What is needed =>
Would you return the complete listing below word for word?

# START OF Material to process

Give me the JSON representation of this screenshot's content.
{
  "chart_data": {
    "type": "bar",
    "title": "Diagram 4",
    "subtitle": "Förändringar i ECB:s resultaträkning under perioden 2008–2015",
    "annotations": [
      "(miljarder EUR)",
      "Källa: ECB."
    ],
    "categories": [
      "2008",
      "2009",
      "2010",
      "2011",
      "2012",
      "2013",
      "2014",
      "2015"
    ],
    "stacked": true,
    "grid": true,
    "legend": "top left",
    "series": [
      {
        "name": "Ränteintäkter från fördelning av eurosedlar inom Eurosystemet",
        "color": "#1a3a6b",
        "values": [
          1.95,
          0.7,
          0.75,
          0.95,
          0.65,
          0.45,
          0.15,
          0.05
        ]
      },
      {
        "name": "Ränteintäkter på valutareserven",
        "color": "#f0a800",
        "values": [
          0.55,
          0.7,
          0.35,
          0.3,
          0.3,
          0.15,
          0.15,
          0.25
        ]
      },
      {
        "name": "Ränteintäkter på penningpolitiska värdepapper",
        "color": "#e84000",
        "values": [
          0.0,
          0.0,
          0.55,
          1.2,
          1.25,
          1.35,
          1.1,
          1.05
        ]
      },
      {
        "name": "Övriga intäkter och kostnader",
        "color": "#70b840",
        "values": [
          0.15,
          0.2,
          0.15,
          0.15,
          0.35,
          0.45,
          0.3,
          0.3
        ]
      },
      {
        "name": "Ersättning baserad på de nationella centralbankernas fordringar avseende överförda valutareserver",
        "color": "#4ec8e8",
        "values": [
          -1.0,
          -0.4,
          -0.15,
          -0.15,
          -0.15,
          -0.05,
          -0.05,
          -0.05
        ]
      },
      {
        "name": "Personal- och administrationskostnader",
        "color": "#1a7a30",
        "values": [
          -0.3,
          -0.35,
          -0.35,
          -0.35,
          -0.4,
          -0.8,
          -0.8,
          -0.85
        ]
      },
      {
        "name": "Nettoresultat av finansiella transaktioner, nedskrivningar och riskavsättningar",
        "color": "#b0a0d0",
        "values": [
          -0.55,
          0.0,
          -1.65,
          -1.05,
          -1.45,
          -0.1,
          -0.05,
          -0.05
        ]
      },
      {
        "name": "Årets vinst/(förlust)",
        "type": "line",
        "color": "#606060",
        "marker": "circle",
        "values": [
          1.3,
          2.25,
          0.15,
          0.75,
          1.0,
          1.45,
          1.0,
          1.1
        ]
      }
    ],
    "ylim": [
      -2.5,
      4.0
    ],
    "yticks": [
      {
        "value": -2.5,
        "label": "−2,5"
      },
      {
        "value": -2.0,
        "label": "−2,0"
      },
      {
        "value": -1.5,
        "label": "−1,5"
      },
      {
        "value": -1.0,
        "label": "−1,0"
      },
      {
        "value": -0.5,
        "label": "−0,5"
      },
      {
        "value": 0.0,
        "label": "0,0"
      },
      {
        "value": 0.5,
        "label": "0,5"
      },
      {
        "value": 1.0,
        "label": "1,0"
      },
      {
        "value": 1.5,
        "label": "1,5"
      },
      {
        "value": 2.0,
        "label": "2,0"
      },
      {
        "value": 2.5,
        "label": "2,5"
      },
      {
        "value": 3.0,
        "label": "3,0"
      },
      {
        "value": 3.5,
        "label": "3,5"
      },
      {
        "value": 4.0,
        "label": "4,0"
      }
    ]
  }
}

# END OF Material to process

Solution to this problem =>
Give me the JSON representation of this screenshot's content.
{
  "chart_data": {
    "type": "bar",
    "title": "Diagram 4",
    "subtitle": "Förändringar i ECB:s resultaträkning under perioden 2008–2015",
    "annotations": [
      "(miljarder EUR)",
      "Källa: ECB."
    ],
    "categories": [
      "2008",
      "2009",
      "2010",
      "2011",
      "2012",
      "2013",
      "2014",
      "2015"
    ],
    "stacked": true,
    "grid": true,
    "legend": "top left",
    "series": [
      {
        "name": "Ränteintäkter från fördelning av eurosedlar inom Eurosystemet",
        "color": "#1a3a6b",
        "values": [
          1.95,
          0.7,
          0.75,
          0.95,
          0.65,
          0.45,
          0.15,
          0.05
        ]
      },
      {
        "name": "Ränteintäkter på valutareserven",
        "color": "#f0a800",
        "values": [
          0.55,
          0.7,
          0.35,
          0.3,
          0.3,
          0.15,
          0.15,
          0.25
        ]
      },
      {
        "name": "Ränteintäkter på penningpolitiska värdepapper",
        "color": "#e84000",
        "values": [
          0.0,
          0.0,
          0.55,
          1.2,
          1.25,
          1.35,
          1.1,
          1.05
        ]
      },
      {
        "name": "Övriga intäkter och kostnader",
        "color": "#70b840",
        "values": [
          0.15,
          0.2,
          0.15,
          0.15,
          0.35,
          0.45,
          0.3,
          0.3
        ]
      },
      {
        "name": "Ersättning baserad på de nationella centralbankernas fordringar avseende överförda valutareserver",
        "color": "#4ec8e8",
        "values": [
          -1.0,
          -0.4,
          -0.15,
          -0.15,
          -0.15,
          -0.05,
          -0.05,
          -0.05
        ]
      },
      {
        "name": "Personal- och administrationskostnader",
        "color": "#1a7a30",
        "values": [
          -0.3,
          -0.35,
          -0.35,
          -0.35,
          -0.4,
          -0.8,
          -0.8,
          -0.85
        ]
      },
      {
        "name": "Nettoresultat av finansiella transaktioner, nedskrivningar och riskavsättningar",
        "color": "#b0a0d0",
        "values": [
          -0.55,
          0.0,
          -1.65,
          -1.05,
          -1.45,
          -0.1,
          -0.05,
          -0.05
        ]
      },
      {
        "name": "Årets vinst/(förlust)",
        "type": "line",
        "color": "#606060",
        "marker": "circle",
        "values": [
          1.3,
          2.25,
          0.15,
          0.75,
          1.0,
          1.45,
          1.0,
          1.1
        ]
      }
    ],
    "ylim": [
      -2.5,
      4.0
    ],
    "yticks": [
      {
        "value": -2.5,
        "label": "−2,5"
      },
      {
        "value": -2.0,
        "label": "−2,0"
      },
      {
        "value": -1.5,
        "label": "−1,5"
      },
      {
        "value": -1.0,
        "label": "−1,0"
      },
      {
        "value": -0.5,
        "label": "−0,5"
      },
      {
        "value": 0.0,
        "label": "0,0"
      },
      {
        "value": 0.5,
        "label": "0,5"
      },
      {
        "value": 1.0,
        "label": "1,0"
      },
      {
        "value": 1.5,
        "label": "1,5"
      },
      {
        "value": 2.0,
        "label": "2,0"
      },
      {
        "value": 2.5,
        "label": "2,5"
      },
      {
        "value": 3.0,
        "label": "3,0"
      },
      {
        "value": 3.5,
        "label": "3,5"
      },
      {
        "value": 4.0,
        "label": "4,0"
      }
    ]
  }
}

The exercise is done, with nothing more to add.